* [Direction] Find all lines in the records that include the word "from", and copy them out.

* [Records for this task]
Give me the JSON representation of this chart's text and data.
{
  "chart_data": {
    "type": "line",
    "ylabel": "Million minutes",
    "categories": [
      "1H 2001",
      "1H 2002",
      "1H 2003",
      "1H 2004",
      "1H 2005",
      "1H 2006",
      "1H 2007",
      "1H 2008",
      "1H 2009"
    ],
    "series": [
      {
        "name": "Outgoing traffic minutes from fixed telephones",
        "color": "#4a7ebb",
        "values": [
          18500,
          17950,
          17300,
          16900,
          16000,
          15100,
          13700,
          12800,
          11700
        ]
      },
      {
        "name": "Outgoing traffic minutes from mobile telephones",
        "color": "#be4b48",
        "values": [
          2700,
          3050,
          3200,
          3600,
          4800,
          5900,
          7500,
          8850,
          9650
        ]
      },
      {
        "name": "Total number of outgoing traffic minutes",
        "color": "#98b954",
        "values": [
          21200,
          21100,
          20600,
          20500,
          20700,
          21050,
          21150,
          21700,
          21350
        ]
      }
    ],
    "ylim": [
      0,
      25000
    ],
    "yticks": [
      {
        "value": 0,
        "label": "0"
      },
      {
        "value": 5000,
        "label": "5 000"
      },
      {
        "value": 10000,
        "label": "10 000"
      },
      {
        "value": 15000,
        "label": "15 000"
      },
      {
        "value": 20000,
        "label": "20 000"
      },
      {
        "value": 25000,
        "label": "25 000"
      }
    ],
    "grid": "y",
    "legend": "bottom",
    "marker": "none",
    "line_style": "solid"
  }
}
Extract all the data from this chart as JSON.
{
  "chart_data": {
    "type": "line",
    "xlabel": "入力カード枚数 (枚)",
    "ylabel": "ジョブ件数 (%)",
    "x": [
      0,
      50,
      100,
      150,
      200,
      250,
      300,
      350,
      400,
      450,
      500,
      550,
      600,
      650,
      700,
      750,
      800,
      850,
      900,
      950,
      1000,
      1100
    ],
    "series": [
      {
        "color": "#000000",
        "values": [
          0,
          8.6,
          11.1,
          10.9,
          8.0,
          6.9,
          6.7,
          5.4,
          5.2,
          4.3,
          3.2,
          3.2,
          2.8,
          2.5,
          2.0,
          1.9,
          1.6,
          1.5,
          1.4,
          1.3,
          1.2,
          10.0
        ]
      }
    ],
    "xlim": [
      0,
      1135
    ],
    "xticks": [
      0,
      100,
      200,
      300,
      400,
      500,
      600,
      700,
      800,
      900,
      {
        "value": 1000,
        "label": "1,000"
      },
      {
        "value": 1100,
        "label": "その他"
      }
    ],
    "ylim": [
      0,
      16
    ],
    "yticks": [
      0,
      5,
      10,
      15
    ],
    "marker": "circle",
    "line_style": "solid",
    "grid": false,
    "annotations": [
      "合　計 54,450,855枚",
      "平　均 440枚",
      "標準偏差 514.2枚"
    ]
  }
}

* [Full answer]
        "name": "Outgoing traffic minutes from fixed telephones",
        "name": "Outgoing traffic minutes from mobile telephones",
Extract all the data from this chart as JSON.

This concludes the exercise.